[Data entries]

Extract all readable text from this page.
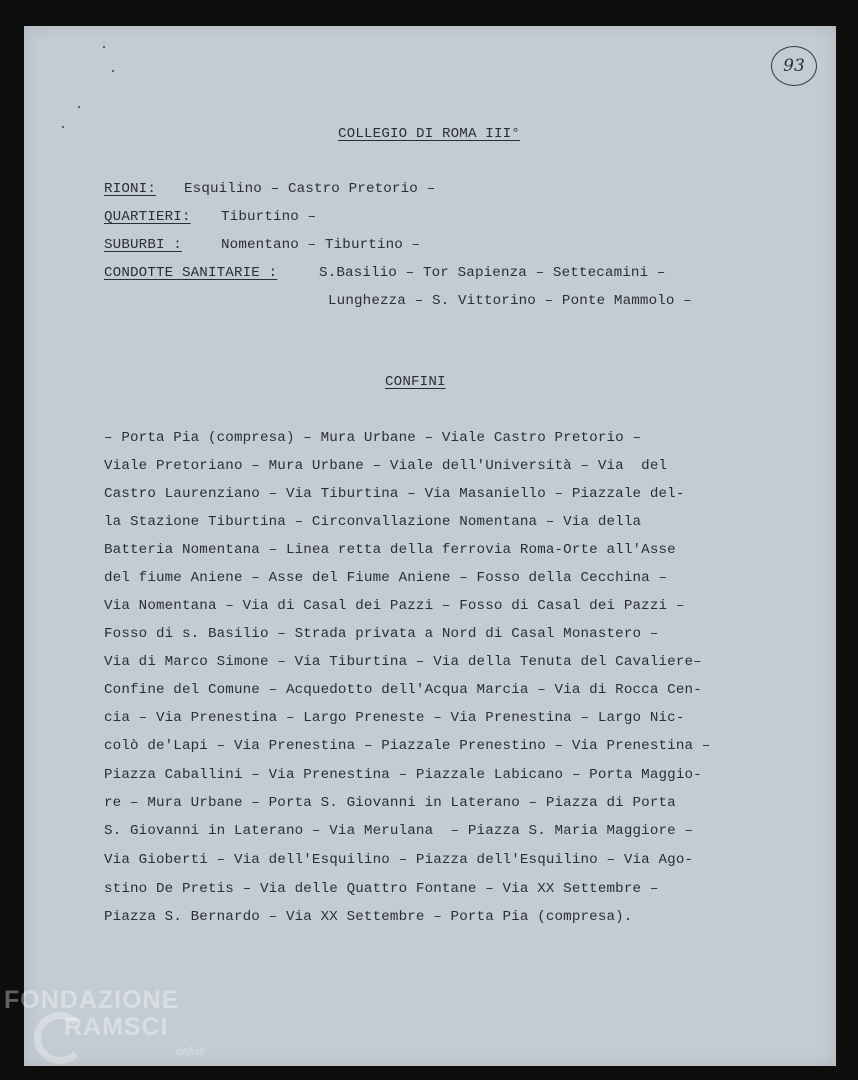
93
COLLEGIO DI ROMA III°
RIONI: Esquilino – Castro Pretorio –
QUARTIERI: Tiburtino –
SUBURBI :	Nomentano – Tiburtino –
CONDOTTE SANITARIE :	S.Basilio – Tor Sapienza – Settecamini –
Lunghezza – S. Vittorino – Ponte Mammolo –
CONFINI
– Porta Pia (compresa) – Mura Urbane – Viale Castro Pretorio –
Viale Pretoriano – Mura Urbane – Viale dell'Università – Via  del
Castro Laurenziano – Via Tiburtina – Via Masaniello – Piazzale del-
la Stazione Tiburtina – Circonvallazione Nomentana – Via della
Batteria Nomentana – Linea retta della ferrovia Roma-Orte all'Asse
del fiume Aniene – Asse del Fiume Aniene – Fosso della Cecchina –
Via Nomentana – Via di Casal dei Pazzi – Fosso di Casal dei Pazzi –
Fosso di s. Basilio – Strada privata a Nord di Casal Monastero –
Via di Marco Simone – Via Tiburtina – Via della Tenuta del Cavaliere–
Confine del Comune – Acquedotto dell'Acqua Marcia – Via di Rocca Cen-
cia – Via Prenestina – Largo Preneste – Via Prenestina – Largo Nic-
colò de'Lapi – Via Prenestina – Piazzale Prenestino – Via Prenestina –
Piazza Caballini – Via Prenestina – Piazzale Labicano – Porta Maggio-
re – Mura Urbane – Porta S. Giovanni in Laterano – Piazza di Porta
S. Giovanni in Laterano – Via Merulana  – Piazza S. Maria Maggiore –
Via Gioberti – Via dell'Esquilino – Piazza dell'Esquilino – Via Ago-
stino De Pretis – Via delle Quattro Fontane – Via XX Settembre –
Piazza S. Bernardo – Via XX Settembre – Porta Pia (compresa).
FONDAZIONE
RAMSCI
onlus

- Instruction
State how many lines of the listing include the word "Casal". Reply with the number alone.

- Full solution
2